WHAT THE TASK REQUIRES →
Pick every line from the data that holds the word "JSON".

RECORDED DATA →
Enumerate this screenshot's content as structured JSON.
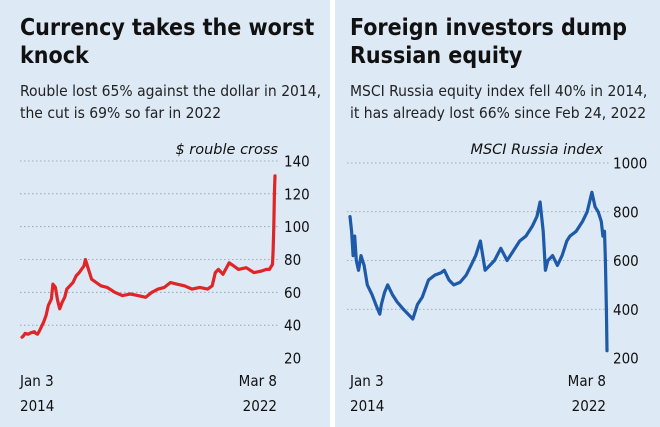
{
  "left": {
    "title": "Currency takes the worst knock",
    "subtitle": "Rouble lost 65% against the dollar in 2014, the cut is 69% so far in 2022"
  },
  "right": {
    "title": "Foreign investors dump Russian equity",
    "subtitle": "MSCI Russia equity index fell 40% in 2014, it has already lost 66% since Feb 24, 2022"
  },
  "colors": {
    "panel_bg": "#dde9f5",
    "rouble_line": "#e02527",
    "msci_line": "#1e5aa8",
    "grid": "#8a9aaa"
  },
  "chart_data": [
    {
      "type": "line",
      "ylabel": "$ rouble cross",
      "y_axis": "right",
      "ylim": [
        20,
        140
      ],
      "yticks": [
        20,
        40,
        60,
        80,
        100,
        120,
        140
      ],
      "x_tick_labels": [
        [
          "Jan 3",
          "2014"
        ],
        [
          "Mar 8",
          "2022"
        ]
      ],
      "x": [
        2014.0,
        2014.05,
        2014.1,
        2014.2,
        2014.3,
        2014.4,
        2014.45,
        2014.5,
        2014.55,
        2014.6,
        2014.7,
        2014.78,
        2014.85,
        2014.95,
        2015.0,
        2015.08,
        2015.15,
        2015.22,
        2015.3,
        2015.38,
        2015.45,
        2015.55,
        2015.65,
        2015.75,
        2015.85,
        2016.0,
        2016.05,
        2016.15,
        2016.25,
        2016.4,
        2016.55,
        2016.75,
        2017.0,
        2017.25,
        2017.5,
        2017.75,
        2018.0,
        2018.2,
        2018.4,
        2018.6,
        2018.8,
        2019.0,
        2019.25,
        2019.5,
        2019.75,
        2020.0,
        2020.15,
        2020.25,
        2020.35,
        2020.5,
        2020.7,
        2020.85,
        2021.0,
        2021.25,
        2021.5,
        2021.75,
        2021.9,
        2022.0,
        2022.1,
        2022.12,
        2022.14,
        2022.16,
        2022.18
      ],
      "series": [
        {
          "values": [
            32.7,
            33.5,
            35,
            34.5,
            35.5,
            36,
            35,
            34.5,
            36,
            38,
            42,
            46,
            52,
            56,
            65,
            63,
            55,
            50,
            54,
            57,
            62,
            64,
            66,
            70,
            72,
            76,
            80,
            74,
            68,
            66,
            64,
            63,
            60,
            58,
            59,
            58,
            57,
            60,
            62,
            63,
            66,
            65,
            64,
            62,
            63,
            62,
            64,
            72,
            74,
            71,
            78,
            76,
            74,
            75,
            72,
            73,
            74,
            74,
            77,
            85,
            100,
            120,
            131
          ]
        }
      ]
    },
    {
      "type": "line",
      "ylabel": "MSCI Russia index",
      "y_axis": "right",
      "ylim": [
        200,
        1000
      ],
      "yticks": [
        200,
        400,
        600,
        800,
        1000
      ],
      "x_tick_labels": [
        [
          "Jan 3",
          "2014"
        ],
        [
          "Mar 8",
          "2022"
        ]
      ],
      "x": [
        2014.0,
        2014.05,
        2014.1,
        2014.15,
        2014.2,
        2014.27,
        2014.35,
        2014.45,
        2014.55,
        2014.7,
        2014.85,
        2014.95,
        2015.0,
        2015.1,
        2015.2,
        2015.35,
        2015.5,
        2015.7,
        2015.85,
        2016.0,
        2016.15,
        2016.3,
        2016.5,
        2016.7,
        2016.9,
        2017.0,
        2017.15,
        2017.3,
        2017.5,
        2017.7,
        2017.85,
        2018.0,
        2018.15,
        2018.3,
        2018.45,
        2018.6,
        2018.8,
        2019.0,
        2019.2,
        2019.4,
        2019.6,
        2019.8,
        2019.95,
        2020.05,
        2020.15,
        2020.22,
        2020.3,
        2020.45,
        2020.6,
        2020.75,
        2020.9,
        2021.0,
        2021.2,
        2021.4,
        2021.55,
        2021.7,
        2021.8,
        2021.9,
        2022.0,
        2022.05,
        2022.1,
        2022.13,
        2022.16,
        2022.18
      ],
      "series": [
        {
          "values": [
            780,
            720,
            620,
            700,
            600,
            560,
            620,
            580,
            500,
            460,
            410,
            380,
            420,
            470,
            500,
            460,
            430,
            400,
            380,
            360,
            420,
            450,
            520,
            540,
            550,
            560,
            520,
            500,
            510,
            540,
            580,
            620,
            680,
            560,
            580,
            600,
            650,
            600,
            640,
            680,
            700,
            740,
            780,
            840,
            720,
            560,
            600,
            620,
            580,
            620,
            680,
            700,
            720,
            760,
            800,
            880,
            820,
            800,
            760,
            700,
            720,
            600,
            400,
            230
          ]
        }
      ]
    }
  ]
}
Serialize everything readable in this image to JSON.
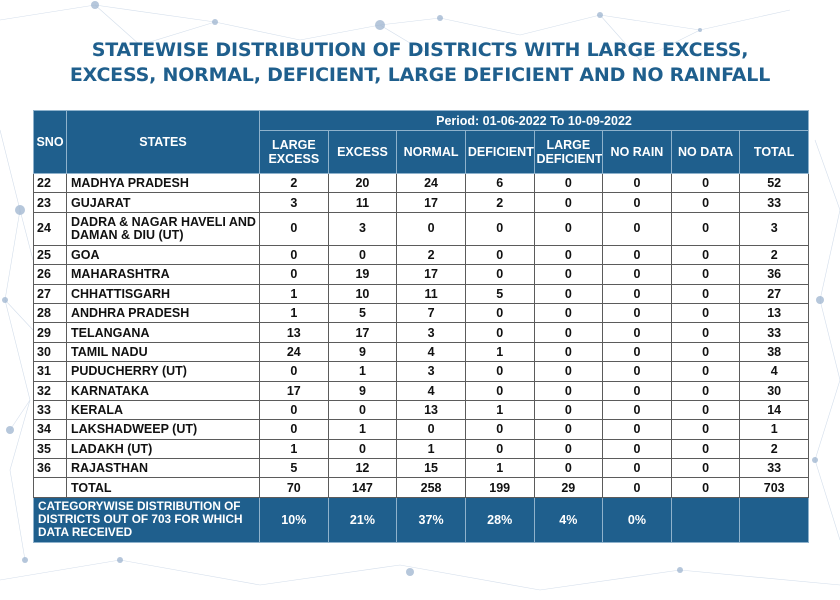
{
  "title": {
    "line1": "STATEWISE DISTRIBUTION OF DISTRICTS WITH LARGE EXCESS,",
    "line2": "EXCESS, NORMAL, DEFICIENT, LARGE DEFICIENT AND NO RAINFALL"
  },
  "header": {
    "sno": "SNO",
    "states": "STATES",
    "period": "Period: 01-06-2022 To 10-09-2022",
    "cols": [
      "LARGE EXCESS",
      "EXCESS",
      "NORMAL",
      "DEFICIENT",
      "LARGE DEFICIENT",
      "NO RAIN",
      "NO DATA",
      "TOTAL"
    ]
  },
  "rows": [
    {
      "sno": "22",
      "state": "MADHYA PRADESH",
      "v": [
        "2",
        "20",
        "24",
        "6",
        "0",
        "0",
        "0",
        "52"
      ]
    },
    {
      "sno": "23",
      "state": "GUJARAT",
      "v": [
        "3",
        "11",
        "17",
        "2",
        "0",
        "0",
        "0",
        "33"
      ]
    },
    {
      "sno": "24",
      "state": "DADRA & NAGAR HAVELI AND DAMAN & DIU (UT)",
      "v": [
        "0",
        "3",
        "0",
        "0",
        "0",
        "0",
        "0",
        "3"
      ]
    },
    {
      "sno": "25",
      "state": "GOA",
      "v": [
        "0",
        "0",
        "2",
        "0",
        "0",
        "0",
        "0",
        "2"
      ]
    },
    {
      "sno": "26",
      "state": "MAHARASHTRA",
      "v": [
        "0",
        "19",
        "17",
        "0",
        "0",
        "0",
        "0",
        "36"
      ]
    },
    {
      "sno": "27",
      "state": "CHHATTISGARH",
      "v": [
        "1",
        "10",
        "11",
        "5",
        "0",
        "0",
        "0",
        "27"
      ]
    },
    {
      "sno": "28",
      "state": "ANDHRA PRADESH",
      "v": [
        "1",
        "5",
        "7",
        "0",
        "0",
        "0",
        "0",
        "13"
      ]
    },
    {
      "sno": "29",
      "state": "TELANGANA",
      "v": [
        "13",
        "17",
        "3",
        "0",
        "0",
        "0",
        "0",
        "33"
      ]
    },
    {
      "sno": "30",
      "state": "TAMIL NADU",
      "v": [
        "24",
        "9",
        "4",
        "1",
        "0",
        "0",
        "0",
        "38"
      ]
    },
    {
      "sno": "31",
      "state": "PUDUCHERRY (UT)",
      "v": [
        "0",
        "1",
        "3",
        "0",
        "0",
        "0",
        "0",
        "4"
      ]
    },
    {
      "sno": "32",
      "state": "KARNATAKA",
      "v": [
        "17",
        "9",
        "4",
        "0",
        "0",
        "0",
        "0",
        "30"
      ]
    },
    {
      "sno": "33",
      "state": "KERALA",
      "v": [
        "0",
        "0",
        "13",
        "1",
        "0",
        "0",
        "0",
        "14"
      ]
    },
    {
      "sno": "34",
      "state": "LAKSHADWEEP (UT)",
      "v": [
        "0",
        "1",
        "0",
        "0",
        "0",
        "0",
        "0",
        "1"
      ]
    },
    {
      "sno": "35",
      "state": "LADAKH (UT)",
      "v": [
        "1",
        "0",
        "1",
        "0",
        "0",
        "0",
        "0",
        "2"
      ]
    },
    {
      "sno": "36",
      "state": "RAJASTHAN",
      "v": [
        "5",
        "12",
        "15",
        "1",
        "0",
        "0",
        "0",
        "33"
      ]
    }
  ],
  "total": {
    "label": "TOTAL",
    "v": [
      "70",
      "147",
      "258",
      "199",
      "29",
      "0",
      "0",
      "703"
    ]
  },
  "footer": {
    "label": "CATEGORYWISE DISTRIBUTION OF DISTRICTS OUT OF 703 FOR WHICH DATA RECEIVED",
    "v": [
      "10%",
      "21%",
      "37%",
      "28%",
      "4%",
      "0%"
    ]
  },
  "colors": {
    "header_bg": "#1f5f8d",
    "title": "#1f5f8d"
  }
}
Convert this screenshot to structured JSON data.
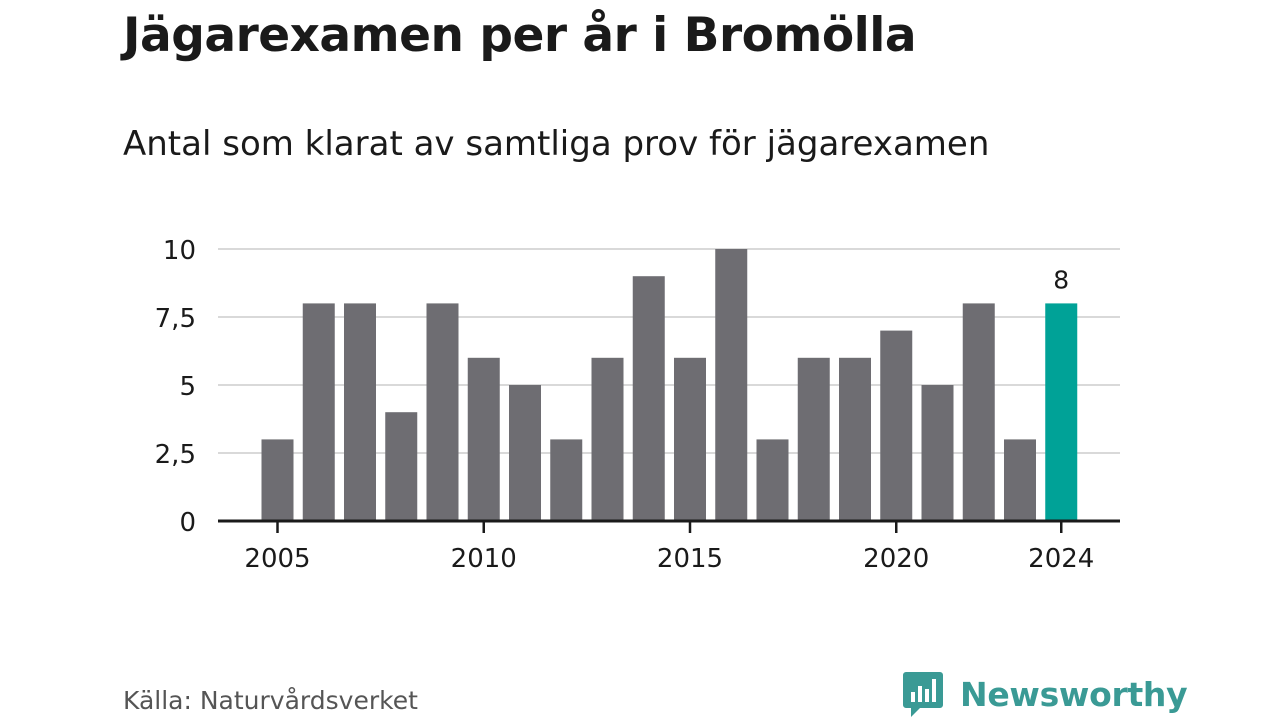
{
  "header": {
    "title": "Jägarexamen per år i Bromölla",
    "subtitle": "Antal som klarat av samtliga prov för jägarexamen"
  },
  "footer": {
    "source": "Källa: Naturvårdsverket",
    "brand_name": "Newsworthy",
    "brand_icon": "newsworthy-logo-icon"
  },
  "colors": {
    "bar": "#6e6d72",
    "highlight": "#00a297",
    "grid": "#d9d9d9",
    "axis": "#1a1a1a",
    "brand": "#3a9a95"
  },
  "chart_data": {
    "type": "bar",
    "categories": [
      "2005",
      "2006",
      "2007",
      "2008",
      "2009",
      "2010",
      "2011",
      "2012",
      "2013",
      "2014",
      "2015",
      "2016",
      "2017",
      "2018",
      "2019",
      "2020",
      "2021",
      "2022",
      "2023",
      "2024"
    ],
    "values": [
      3,
      8,
      8,
      4,
      8,
      6,
      5,
      3,
      6,
      9,
      6,
      10,
      3,
      6,
      6,
      7,
      5,
      8,
      3,
      8
    ],
    "x_tick_labels": [
      "2005",
      "2010",
      "2015",
      "2020",
      "2024"
    ],
    "y_ticks": [
      0,
      2.5,
      5,
      7.5,
      10
    ],
    "y_tick_labels": [
      "0",
      "2,5",
      "5",
      "7,5",
      "10"
    ],
    "ylim": [
      0,
      10
    ],
    "grid": true,
    "highlight_category": "2024",
    "highlight_label": "8"
  }
}
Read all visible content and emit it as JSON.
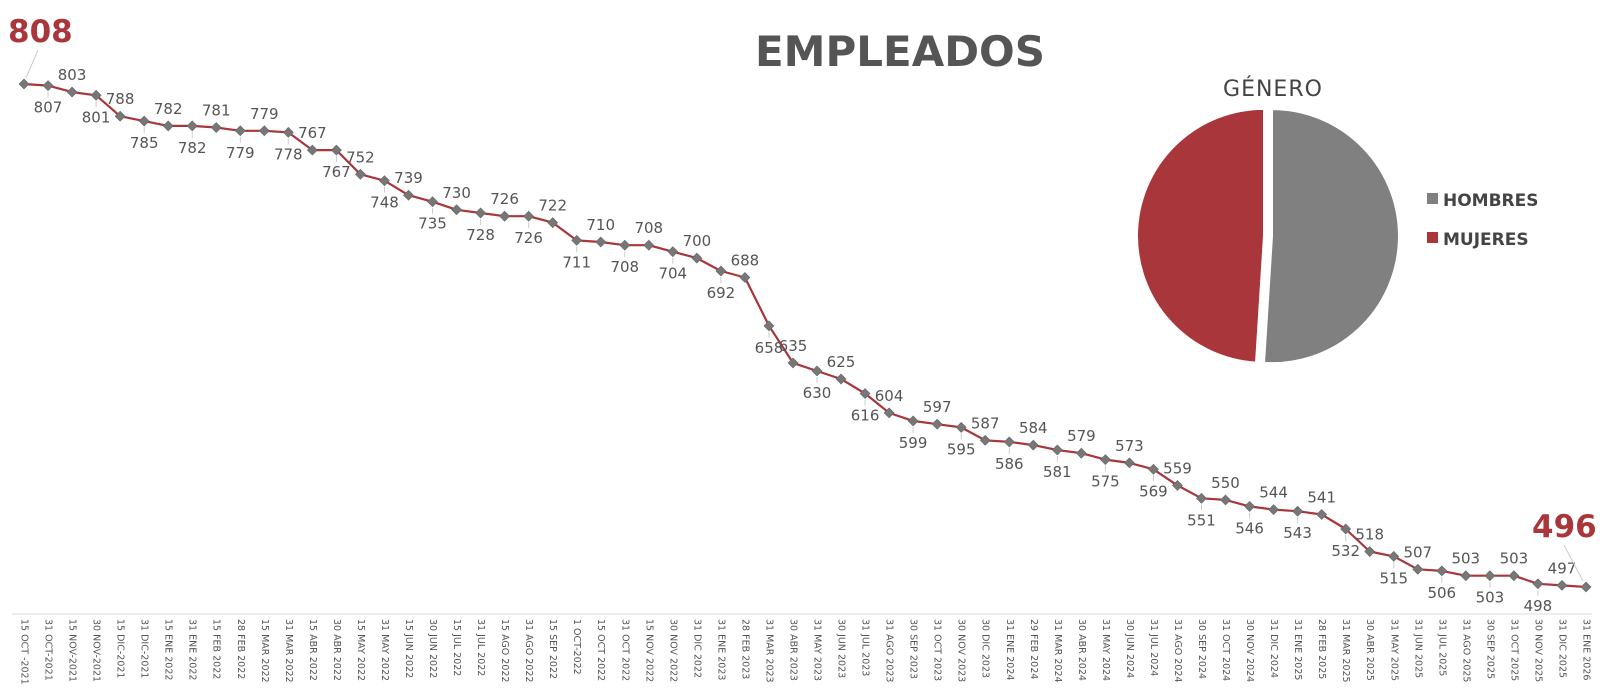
{
  "colors": {
    "line": "#a8363a",
    "marker": "#777777",
    "hombres": "#808080",
    "mujeres": "#a8363a",
    "highlight": "#a8363a"
  },
  "chart_data": [
    {
      "type": "line",
      "title": "EMPLEADOS",
      "xlabel": "",
      "ylabel": "",
      "ylim": [
        490,
        815
      ],
      "grid": false,
      "legend": "none",
      "categories": [
        "15 OCT -2021",
        "31 OCT-2021",
        "15 NOV-2021",
        "30 NOV-2021",
        "15 DIC-2021",
        "31 DIC-2021",
        "15 ENE 2022",
        "31 ENE 2022",
        "15 FEB 2022",
        "28 FEB 2022",
        "15 MAR 2022",
        "31 MAR 2022",
        "15 ABR 2022",
        "30 ABR 2022",
        "15 MAY 2022",
        "31 MAY 2022",
        "15 JUN 2022",
        "30 JUN 2022",
        "15 JUL 2022",
        "31 JUL 2022",
        "15 AGO 2022",
        "31 AGO 2022",
        "15 SEP 2022",
        "1 OCT-2022",
        "15 OCT 2022",
        "31 OCT 2022",
        "15 NOV 2022",
        "30 NOV 2022",
        "31 DIC 2022",
        "31 ENE 2023",
        "28 FEB 2023",
        "31 MAR 2023",
        "30 ABR 2023",
        "31 MAY 2023",
        "30 JUN 2023",
        "31 JUL 2023",
        "31 AGO 2023",
        "30 SEP 2023",
        "31 OCT 2023",
        "30 NOV 2023",
        "30 DIC 2023",
        "31 ENE 2024",
        "29 FEB 2024",
        "31 MAR 2024",
        "30 ABR 2024",
        "31 MAY 2024",
        "30 JUN 2024",
        "31 JUL 2024",
        "31 AGO 2024",
        "30 SEP 2024",
        "31 OCT 2024",
        "30 NOV 2024",
        "31 DIC 2024",
        "31 ENE 2025",
        "28 FEB 2025",
        "31 MAR 2025",
        "30 ABR 2025",
        "31 MAY 2025",
        "31 JUN 2025",
        "31 JUL 2025",
        "31 AGO 2025",
        "30 SEP 2025",
        "31 OCT 2025",
        "30 NOV 2025",
        "31 DIC 2025",
        "31 ENE 2026"
      ],
      "values": [
        808,
        807,
        803,
        801,
        788,
        785,
        782,
        782,
        781,
        779,
        779,
        778,
        767,
        767,
        752,
        748,
        739,
        735,
        730,
        728,
        726,
        726,
        722,
        711,
        710,
        708,
        708,
        704,
        700,
        692,
        688,
        658,
        635,
        630,
        625,
        616,
        604,
        599,
        597,
        595,
        587,
        586,
        584,
        581,
        579,
        575,
        573,
        569,
        559,
        551,
        550,
        546,
        544,
        543,
        541,
        532,
        518,
        515,
        507,
        506,
        503,
        503,
        503,
        498,
        497,
        496
      ],
      "highlight_labels": {
        "first": "808",
        "last": "496"
      }
    },
    {
      "type": "pie",
      "title": "GÉNERO",
      "legend": "right",
      "labels": [
        "HOMBRES",
        "MUJERES"
      ],
      "values": [
        51,
        49
      ]
    }
  ]
}
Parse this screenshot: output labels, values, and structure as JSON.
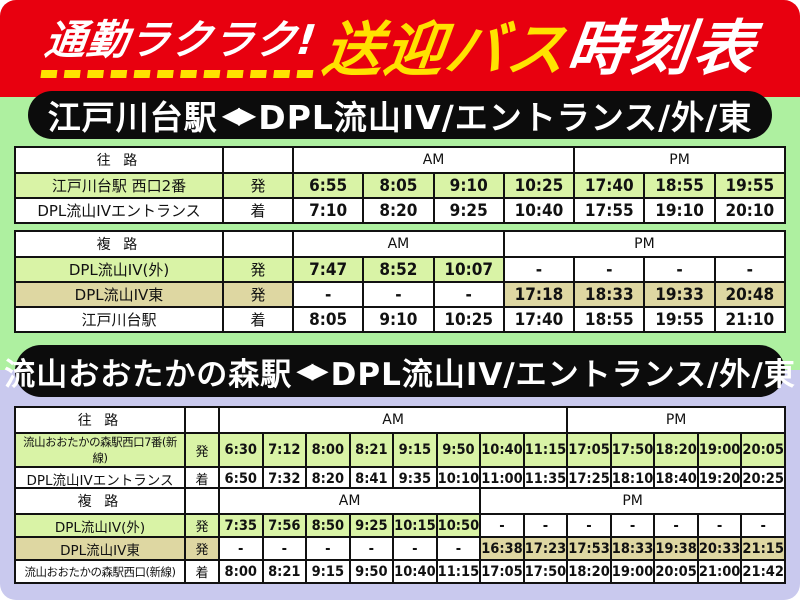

RESULT OF THIS EXERCISE →
Enumerate this screenshot's content as structured JSON.
Serialize everything readable in this image to JSON.
Convert this screenshot to structured JSON data.
Read all visible content and emit it as JSON.
Parse this screenshot: output labels, values, and structure as JSON.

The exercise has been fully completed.